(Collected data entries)
_ _ _ _ _ _ _

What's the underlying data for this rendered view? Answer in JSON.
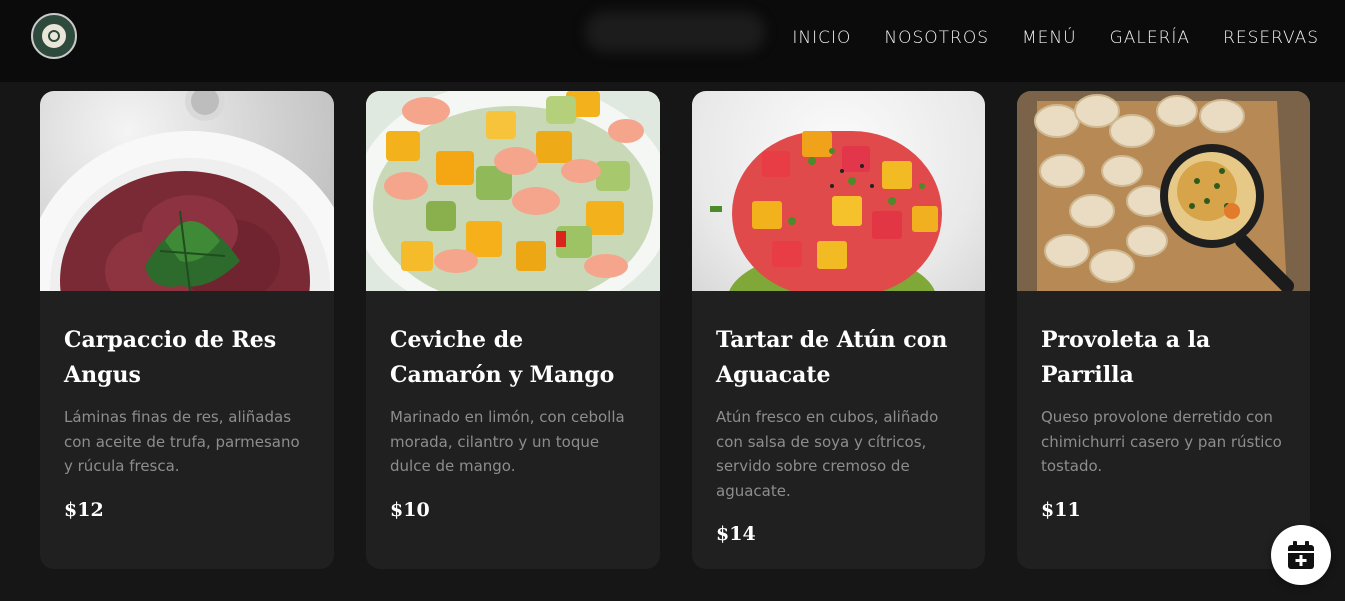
{
  "nav": {
    "items": [
      "INICIO",
      "NOSOTROS",
      "MENÚ",
      "GALERÍA",
      "RESERVAS"
    ]
  },
  "dishes": [
    {
      "name": "Carpaccio de Res Angus",
      "description": "Láminas finas de res, aliñadas con aceite de trufa, parmesano y rúcula fresca.",
      "price": "$12"
    },
    {
      "name": "Ceviche de Camarón y Mango",
      "description": "Marinado en limón, con cebolla morada, cilantro y un toque dulce de mango.",
      "price": "$10"
    },
    {
      "name": "Tartar de Atún con Aguacate",
      "description": "Atún fresco en cubos, aliñado con salsa de soya y cítricos, servido sobre cremoso de aguacate.",
      "price": "$14"
    },
    {
      "name": "Provoleta a la Parrilla",
      "description": "Queso provolone derretido con chimichurri casero y pan rústico tostado.",
      "price": "$11"
    }
  ],
  "icons": {
    "logo": "restaurant-logo-icon",
    "fab": "calendar-plus-icon"
  },
  "colors": {
    "background": "#161616",
    "header": "#0b0b0b",
    "card": "#202020",
    "text_muted": "#8d8d8d"
  }
}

_ _ _ _ _ _ _

● EXERCISE TASK
Copy the material above in full and exactly, skipping pictures.

● RESULT OF THIS TASK
What's the underlying data for this rendered view? Answer in JSON.
{
  "nav": {
    "items": [
      "INICIO",
      "NOSOTROS",
      "MENÚ",
      "GALERÍA",
      "RESERVAS"
    ]
  },
  "dishes": [
    {
      "name": "Carpaccio de Res Angus",
      "description": "Láminas finas de res, aliñadas con aceite de trufa, parmesano y rúcula fresca.",
      "price": "$12"
    },
    {
      "name": "Ceviche de Camarón y Mango",
      "description": "Marinado en limón, con cebolla morada, cilantro y un toque dulce de mango.",
      "price": "$10"
    },
    {
      "name": "Tartar de Atún con Aguacate",
      "description": "Atún fresco en cubos, aliñado con salsa de soya y cítricos, servido sobre cremoso de aguacate.",
      "price": "$14"
    },
    {
      "name": "Provoleta a la Parrilla",
      "description": "Queso provolone derretido con chimichurri casero y pan rústico tostado.",
      "price": "$11"
    }
  ],
  "icons": {
    "logo": "restaurant-logo-icon",
    "fab": "calendar-plus-icon"
  },
  "colors": {
    "background": "#161616",
    "header": "#0b0b0b",
    "card": "#202020",
    "text_muted": "#8d8d8d"
  }
}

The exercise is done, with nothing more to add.